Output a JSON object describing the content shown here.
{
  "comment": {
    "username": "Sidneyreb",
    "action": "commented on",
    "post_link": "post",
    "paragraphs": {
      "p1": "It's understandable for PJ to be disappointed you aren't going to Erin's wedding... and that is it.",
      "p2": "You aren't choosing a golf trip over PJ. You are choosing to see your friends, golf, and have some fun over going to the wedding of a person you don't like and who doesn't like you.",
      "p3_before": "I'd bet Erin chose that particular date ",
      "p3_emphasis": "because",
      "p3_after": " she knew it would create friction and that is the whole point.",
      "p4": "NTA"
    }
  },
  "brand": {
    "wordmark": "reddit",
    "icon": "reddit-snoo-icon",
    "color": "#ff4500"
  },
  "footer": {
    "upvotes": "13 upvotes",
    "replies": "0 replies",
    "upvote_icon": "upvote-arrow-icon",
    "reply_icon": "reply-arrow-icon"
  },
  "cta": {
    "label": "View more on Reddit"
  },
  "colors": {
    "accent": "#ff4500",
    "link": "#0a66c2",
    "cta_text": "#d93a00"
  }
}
========
Collect the complete line wherever the string "Erin" appears in the records.

      "p1": "It's understandable for PJ to be disappointed you aren't going to Erin's wedding... and that is it.",
      "p3_before": "I'd bet Erin chose that particular date ",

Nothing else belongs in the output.